INSTRUCTION -> Pull out every line below holding the word "their".

Data listing
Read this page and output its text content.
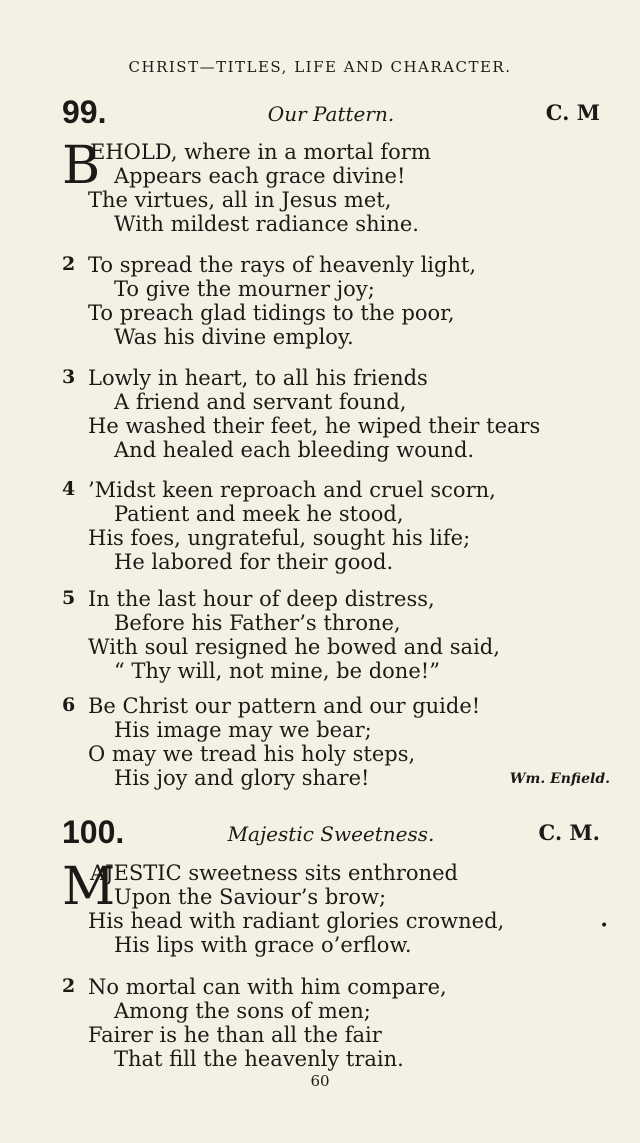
CHRIST—TITLES, LIFE AND CHARACTER.
99.	Our Pattern.	C. M
B
EHOLD, where in a mortal form
Appears each grace divine!
The virtues, all in Jesus met,
With mildest radiance shine.
2 To spread the rays of heavenly light,
To give the mourner joy;
To preach glad tidings to the poor,
Was his divine employ.
3 Lowly in heart, to all his friends
A friend and servant found,
He washed their feet, he wiped their tears
And healed each bleeding wound.
4 ’Midst keen reproach and cruel scorn,
Patient and meek he stood,
His foes, ungrateful, sought his life;
He labored for their good.
5 In the last hour of deep distress,
Before his Father’s throne,
With soul resigned he bowed and said,
“ Thy will, not mine, be done!”
6 Be Christ our pattern and our guide!
His image may we bear;
O may we tread his holy steps,
His joy and glory share!	Wm. Enfield.
100.	Majestic Sweetness.	C. M.
M
AJESTIC sweetness sits enthroned
Upon the Saviour’s brow;
His head with radiant glories crowned,
His lips with grace o’erflow.
2 No mortal can with him compare,
Among the sons of men;
Fairer is he than all the fair
That fill the heavenly train.
•
60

TASK ANSWER ->
He washed their feet, he wiped their tears
He labored for their good.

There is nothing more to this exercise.